**Work to complete:**
Which lines contain the string "SRMTID"? Please list every one of them.

# Start of Records for this task

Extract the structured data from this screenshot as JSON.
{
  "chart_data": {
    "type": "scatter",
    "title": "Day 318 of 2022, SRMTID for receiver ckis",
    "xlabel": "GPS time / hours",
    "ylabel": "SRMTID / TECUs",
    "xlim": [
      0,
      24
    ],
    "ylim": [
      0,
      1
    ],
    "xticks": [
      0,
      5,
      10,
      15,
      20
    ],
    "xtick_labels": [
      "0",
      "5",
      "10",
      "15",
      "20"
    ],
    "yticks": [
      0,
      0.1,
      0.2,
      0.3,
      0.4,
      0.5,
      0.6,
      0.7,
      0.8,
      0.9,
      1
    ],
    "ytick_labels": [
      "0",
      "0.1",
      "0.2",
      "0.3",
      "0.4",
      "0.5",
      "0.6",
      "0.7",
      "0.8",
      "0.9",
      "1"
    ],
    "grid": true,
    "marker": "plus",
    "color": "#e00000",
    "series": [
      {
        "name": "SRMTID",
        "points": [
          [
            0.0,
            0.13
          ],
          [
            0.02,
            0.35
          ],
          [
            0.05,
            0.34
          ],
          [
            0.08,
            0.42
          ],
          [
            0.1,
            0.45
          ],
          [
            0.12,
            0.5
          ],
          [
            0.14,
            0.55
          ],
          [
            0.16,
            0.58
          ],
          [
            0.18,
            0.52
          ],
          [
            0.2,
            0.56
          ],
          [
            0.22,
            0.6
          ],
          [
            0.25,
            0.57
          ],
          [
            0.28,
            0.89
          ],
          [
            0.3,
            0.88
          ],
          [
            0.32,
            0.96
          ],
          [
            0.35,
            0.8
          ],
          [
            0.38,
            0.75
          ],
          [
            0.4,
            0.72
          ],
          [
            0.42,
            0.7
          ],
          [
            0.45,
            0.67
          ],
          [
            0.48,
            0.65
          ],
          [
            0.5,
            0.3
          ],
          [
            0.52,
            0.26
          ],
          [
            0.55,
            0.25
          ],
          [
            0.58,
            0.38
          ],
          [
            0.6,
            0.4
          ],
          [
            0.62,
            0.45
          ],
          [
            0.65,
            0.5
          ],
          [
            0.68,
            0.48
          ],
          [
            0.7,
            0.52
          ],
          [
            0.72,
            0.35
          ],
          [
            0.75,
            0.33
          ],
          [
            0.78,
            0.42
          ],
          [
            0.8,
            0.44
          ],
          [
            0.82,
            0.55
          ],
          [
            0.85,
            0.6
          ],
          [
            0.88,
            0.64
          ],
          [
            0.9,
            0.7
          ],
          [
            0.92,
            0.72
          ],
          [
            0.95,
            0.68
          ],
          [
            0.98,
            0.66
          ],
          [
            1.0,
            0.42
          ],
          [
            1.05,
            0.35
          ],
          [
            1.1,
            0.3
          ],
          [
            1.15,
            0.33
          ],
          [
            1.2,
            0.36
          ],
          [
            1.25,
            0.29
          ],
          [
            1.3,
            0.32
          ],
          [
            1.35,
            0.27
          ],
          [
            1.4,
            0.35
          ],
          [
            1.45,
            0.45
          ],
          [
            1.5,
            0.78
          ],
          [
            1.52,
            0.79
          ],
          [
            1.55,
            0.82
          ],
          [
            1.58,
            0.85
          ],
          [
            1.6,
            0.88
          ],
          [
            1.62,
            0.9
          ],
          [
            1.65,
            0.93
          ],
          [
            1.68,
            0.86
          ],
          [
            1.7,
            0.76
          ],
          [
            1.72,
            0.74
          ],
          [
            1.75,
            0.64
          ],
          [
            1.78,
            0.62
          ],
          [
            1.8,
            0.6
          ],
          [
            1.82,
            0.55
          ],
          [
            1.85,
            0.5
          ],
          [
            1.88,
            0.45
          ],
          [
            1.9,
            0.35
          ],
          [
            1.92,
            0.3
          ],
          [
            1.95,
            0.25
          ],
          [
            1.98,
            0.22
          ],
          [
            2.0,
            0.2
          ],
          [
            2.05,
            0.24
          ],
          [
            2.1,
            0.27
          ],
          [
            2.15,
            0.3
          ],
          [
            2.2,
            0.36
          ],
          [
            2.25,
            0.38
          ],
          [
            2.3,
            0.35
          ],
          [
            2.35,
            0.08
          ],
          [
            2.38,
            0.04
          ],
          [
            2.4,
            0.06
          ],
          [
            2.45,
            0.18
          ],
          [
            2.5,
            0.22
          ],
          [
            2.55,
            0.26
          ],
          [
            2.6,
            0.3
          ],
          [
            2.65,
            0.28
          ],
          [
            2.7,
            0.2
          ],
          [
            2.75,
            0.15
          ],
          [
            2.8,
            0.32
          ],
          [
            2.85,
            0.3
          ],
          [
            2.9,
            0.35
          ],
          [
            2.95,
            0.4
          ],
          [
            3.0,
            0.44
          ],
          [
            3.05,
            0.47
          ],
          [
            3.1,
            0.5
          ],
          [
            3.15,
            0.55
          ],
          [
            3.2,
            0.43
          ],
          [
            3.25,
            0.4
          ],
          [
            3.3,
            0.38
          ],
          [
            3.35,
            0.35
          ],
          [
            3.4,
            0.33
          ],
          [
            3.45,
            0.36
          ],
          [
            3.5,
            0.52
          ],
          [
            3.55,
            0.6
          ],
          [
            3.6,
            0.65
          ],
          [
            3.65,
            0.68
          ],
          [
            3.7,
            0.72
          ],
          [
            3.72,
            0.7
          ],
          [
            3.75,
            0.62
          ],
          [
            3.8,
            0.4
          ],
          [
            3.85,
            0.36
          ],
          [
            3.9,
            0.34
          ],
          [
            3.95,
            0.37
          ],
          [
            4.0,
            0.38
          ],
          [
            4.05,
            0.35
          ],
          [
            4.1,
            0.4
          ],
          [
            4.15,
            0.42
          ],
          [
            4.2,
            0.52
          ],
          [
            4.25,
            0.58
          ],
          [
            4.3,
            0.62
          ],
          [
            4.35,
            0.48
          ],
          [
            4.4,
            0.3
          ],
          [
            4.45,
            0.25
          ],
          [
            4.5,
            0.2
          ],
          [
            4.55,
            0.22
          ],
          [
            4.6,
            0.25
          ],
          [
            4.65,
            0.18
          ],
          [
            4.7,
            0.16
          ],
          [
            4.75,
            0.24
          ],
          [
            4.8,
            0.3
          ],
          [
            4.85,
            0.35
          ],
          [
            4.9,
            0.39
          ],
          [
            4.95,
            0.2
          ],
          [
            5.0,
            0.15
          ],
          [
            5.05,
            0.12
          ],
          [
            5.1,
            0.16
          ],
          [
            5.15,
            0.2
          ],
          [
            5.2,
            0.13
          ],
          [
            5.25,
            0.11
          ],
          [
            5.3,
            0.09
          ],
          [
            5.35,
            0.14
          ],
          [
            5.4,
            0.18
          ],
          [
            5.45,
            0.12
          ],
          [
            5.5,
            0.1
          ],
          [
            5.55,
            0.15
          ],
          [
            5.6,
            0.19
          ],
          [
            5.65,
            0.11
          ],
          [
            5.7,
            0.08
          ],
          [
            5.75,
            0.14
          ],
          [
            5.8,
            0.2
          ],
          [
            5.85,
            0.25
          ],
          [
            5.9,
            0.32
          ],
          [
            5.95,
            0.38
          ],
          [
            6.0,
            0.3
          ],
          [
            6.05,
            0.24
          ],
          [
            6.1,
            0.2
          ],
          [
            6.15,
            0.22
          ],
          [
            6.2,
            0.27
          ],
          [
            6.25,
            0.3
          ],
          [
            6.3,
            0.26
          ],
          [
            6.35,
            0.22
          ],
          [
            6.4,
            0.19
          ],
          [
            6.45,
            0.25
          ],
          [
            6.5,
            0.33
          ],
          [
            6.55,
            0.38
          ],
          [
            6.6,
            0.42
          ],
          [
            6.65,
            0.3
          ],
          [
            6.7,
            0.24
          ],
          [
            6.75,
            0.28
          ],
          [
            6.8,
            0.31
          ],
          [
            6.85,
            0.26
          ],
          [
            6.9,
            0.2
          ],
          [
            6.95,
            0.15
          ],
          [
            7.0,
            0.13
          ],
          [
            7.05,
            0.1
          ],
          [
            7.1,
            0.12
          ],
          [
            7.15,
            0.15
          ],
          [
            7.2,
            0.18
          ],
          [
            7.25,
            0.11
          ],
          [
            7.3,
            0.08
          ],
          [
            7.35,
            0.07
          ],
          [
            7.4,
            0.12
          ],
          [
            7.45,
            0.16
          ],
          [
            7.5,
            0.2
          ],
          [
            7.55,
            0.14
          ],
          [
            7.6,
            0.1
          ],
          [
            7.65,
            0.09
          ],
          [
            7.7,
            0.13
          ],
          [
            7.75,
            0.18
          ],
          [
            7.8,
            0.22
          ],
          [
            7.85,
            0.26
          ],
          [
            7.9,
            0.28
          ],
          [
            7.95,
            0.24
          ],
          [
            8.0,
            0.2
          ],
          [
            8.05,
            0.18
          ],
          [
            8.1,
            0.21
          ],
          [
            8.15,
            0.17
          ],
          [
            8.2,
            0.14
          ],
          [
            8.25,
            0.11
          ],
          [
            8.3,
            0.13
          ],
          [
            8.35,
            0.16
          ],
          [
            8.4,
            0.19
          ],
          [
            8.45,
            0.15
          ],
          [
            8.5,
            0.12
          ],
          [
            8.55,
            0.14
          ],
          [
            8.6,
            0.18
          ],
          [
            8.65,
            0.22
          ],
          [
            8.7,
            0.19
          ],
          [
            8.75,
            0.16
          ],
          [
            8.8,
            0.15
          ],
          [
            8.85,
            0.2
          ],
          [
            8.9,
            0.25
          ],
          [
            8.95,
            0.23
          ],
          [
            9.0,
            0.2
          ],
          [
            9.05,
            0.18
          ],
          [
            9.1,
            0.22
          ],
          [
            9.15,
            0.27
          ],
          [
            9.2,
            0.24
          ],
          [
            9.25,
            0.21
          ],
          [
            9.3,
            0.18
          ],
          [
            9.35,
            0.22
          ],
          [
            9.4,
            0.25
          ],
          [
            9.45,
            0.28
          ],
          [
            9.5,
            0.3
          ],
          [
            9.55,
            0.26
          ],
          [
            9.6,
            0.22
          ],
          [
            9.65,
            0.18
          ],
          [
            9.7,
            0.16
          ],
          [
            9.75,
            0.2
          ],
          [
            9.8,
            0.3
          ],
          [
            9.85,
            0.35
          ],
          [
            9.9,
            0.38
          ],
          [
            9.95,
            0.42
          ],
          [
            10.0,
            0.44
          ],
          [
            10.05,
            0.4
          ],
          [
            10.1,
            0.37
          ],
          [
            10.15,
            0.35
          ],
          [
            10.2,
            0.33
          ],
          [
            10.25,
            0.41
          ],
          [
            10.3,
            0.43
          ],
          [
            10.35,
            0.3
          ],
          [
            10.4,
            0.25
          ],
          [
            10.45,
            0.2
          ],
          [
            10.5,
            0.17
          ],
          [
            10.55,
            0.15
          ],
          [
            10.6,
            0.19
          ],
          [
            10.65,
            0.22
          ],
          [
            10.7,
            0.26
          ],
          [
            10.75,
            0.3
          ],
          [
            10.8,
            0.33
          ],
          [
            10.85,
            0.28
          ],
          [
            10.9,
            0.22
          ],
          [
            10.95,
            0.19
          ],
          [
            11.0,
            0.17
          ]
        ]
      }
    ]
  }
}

# End of Records for this task

**Result for this exercise:**
    "title": "Day 318 of 2022, SRMTID for receiver ckis",
    "ylabel": "SRMTID / TECUs",
        "name": "SRMTID",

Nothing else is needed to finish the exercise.